### TO DO
Scan the listing below. Report each line that includes "marker".

(Figure collection entries)

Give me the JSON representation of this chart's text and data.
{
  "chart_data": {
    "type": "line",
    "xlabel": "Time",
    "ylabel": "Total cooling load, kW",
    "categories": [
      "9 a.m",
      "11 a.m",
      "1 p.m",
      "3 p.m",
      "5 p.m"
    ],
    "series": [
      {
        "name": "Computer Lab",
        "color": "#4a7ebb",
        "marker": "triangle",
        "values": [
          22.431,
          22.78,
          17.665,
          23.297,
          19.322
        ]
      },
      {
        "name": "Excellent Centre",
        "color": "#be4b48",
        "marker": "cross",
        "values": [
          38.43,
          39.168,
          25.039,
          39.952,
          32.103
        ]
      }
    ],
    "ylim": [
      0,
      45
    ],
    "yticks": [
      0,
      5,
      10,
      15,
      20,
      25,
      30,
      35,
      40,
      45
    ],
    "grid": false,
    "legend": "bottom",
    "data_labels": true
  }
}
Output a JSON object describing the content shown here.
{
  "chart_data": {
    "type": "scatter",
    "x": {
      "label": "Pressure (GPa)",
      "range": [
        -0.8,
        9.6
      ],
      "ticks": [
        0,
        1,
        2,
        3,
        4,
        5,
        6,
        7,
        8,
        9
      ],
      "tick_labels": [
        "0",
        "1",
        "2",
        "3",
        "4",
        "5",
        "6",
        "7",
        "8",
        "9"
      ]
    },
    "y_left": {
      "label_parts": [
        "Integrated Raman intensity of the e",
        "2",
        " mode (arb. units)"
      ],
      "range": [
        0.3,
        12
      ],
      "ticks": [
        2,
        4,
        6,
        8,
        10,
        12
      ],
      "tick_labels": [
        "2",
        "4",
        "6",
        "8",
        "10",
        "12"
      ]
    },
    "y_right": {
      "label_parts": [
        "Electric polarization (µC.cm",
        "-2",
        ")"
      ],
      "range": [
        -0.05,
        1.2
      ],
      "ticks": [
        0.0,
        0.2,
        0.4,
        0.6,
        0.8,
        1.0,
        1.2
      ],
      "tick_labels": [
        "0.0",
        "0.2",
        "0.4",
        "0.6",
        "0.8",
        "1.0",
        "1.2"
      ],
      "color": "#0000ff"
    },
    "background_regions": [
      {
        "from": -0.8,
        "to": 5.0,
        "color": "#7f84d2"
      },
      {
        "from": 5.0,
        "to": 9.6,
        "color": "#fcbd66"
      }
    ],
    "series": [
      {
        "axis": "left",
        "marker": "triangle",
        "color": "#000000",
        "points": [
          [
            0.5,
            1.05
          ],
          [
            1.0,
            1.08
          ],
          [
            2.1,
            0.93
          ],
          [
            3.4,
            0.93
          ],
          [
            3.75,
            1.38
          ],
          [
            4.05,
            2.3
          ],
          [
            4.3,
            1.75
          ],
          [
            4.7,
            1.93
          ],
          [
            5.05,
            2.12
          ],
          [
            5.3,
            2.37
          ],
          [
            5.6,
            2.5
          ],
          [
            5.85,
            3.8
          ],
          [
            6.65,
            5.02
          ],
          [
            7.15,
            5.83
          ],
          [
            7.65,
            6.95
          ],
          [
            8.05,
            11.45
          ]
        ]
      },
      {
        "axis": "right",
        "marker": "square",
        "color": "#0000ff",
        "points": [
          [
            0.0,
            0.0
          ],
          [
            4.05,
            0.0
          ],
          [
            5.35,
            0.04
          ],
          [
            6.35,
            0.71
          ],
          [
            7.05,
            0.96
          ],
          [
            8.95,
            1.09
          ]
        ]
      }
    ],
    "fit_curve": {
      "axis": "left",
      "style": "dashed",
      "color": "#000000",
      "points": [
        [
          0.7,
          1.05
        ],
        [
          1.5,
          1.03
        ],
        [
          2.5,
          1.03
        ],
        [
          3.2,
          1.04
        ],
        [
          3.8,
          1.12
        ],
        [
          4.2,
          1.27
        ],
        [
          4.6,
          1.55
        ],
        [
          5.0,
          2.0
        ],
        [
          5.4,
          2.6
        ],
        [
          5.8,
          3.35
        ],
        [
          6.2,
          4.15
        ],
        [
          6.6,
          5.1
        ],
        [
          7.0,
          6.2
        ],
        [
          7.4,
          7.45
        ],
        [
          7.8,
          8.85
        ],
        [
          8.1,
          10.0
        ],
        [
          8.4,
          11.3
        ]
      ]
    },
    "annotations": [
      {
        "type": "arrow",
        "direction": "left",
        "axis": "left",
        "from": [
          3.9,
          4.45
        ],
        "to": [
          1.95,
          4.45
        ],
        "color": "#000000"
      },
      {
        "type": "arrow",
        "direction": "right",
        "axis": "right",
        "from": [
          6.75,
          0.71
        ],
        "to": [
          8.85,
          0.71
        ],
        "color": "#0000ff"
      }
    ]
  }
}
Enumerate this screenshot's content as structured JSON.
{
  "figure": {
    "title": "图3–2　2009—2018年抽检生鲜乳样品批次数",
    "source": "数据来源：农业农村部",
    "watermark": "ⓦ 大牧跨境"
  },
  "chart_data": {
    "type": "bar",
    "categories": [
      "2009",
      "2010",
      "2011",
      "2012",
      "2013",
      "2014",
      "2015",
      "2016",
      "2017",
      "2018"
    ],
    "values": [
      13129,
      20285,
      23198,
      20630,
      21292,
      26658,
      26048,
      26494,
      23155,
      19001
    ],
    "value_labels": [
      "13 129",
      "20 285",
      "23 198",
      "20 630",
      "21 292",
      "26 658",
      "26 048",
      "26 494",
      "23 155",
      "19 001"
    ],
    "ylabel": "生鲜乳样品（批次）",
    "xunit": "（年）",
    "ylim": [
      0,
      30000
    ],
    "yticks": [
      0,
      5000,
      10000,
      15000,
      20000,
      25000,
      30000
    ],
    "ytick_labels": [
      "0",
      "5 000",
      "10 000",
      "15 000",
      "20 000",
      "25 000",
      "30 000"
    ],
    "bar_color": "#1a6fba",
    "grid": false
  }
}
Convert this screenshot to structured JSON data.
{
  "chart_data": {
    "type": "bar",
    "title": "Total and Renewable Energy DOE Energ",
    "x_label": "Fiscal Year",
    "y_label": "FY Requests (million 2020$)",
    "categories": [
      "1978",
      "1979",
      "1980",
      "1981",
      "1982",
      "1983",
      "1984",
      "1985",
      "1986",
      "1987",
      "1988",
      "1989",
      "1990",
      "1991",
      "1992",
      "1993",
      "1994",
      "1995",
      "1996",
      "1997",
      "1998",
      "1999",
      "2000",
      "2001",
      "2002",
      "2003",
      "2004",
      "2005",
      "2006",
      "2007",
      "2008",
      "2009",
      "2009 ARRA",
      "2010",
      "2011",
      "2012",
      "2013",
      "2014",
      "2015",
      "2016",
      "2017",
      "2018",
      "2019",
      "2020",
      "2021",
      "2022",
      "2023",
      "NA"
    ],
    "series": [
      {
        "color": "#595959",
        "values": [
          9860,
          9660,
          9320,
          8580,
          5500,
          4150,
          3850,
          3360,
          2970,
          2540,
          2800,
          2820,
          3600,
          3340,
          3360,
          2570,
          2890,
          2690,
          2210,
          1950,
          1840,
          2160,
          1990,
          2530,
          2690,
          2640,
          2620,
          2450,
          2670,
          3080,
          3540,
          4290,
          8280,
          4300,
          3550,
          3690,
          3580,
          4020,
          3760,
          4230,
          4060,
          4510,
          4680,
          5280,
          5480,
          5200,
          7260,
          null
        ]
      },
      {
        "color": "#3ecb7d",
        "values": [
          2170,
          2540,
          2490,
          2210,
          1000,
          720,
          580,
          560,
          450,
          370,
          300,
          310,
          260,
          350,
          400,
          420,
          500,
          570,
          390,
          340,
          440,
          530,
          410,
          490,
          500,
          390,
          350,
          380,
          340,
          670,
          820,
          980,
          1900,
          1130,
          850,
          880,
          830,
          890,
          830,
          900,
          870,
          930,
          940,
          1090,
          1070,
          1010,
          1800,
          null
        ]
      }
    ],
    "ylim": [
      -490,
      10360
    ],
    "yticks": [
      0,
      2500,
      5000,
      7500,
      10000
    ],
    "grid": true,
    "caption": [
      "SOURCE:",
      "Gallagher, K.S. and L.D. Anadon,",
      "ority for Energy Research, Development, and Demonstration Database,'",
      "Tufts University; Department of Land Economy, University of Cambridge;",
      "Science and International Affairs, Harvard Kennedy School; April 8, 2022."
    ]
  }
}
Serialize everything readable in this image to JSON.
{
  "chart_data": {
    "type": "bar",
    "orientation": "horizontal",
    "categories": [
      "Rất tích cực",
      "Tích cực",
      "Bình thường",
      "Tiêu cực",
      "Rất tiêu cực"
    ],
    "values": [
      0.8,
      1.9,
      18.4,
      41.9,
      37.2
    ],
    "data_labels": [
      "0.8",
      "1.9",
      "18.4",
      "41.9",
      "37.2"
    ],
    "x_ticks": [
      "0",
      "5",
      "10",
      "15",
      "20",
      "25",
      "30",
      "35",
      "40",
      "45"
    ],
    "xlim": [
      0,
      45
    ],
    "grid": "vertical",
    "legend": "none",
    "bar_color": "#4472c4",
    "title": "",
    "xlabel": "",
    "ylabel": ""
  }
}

### SOLUTION FOR THIS EXERCISE
        "marker": "triangle",
        "marker": "cross",
        "marker": "triangle",
        "marker": "square",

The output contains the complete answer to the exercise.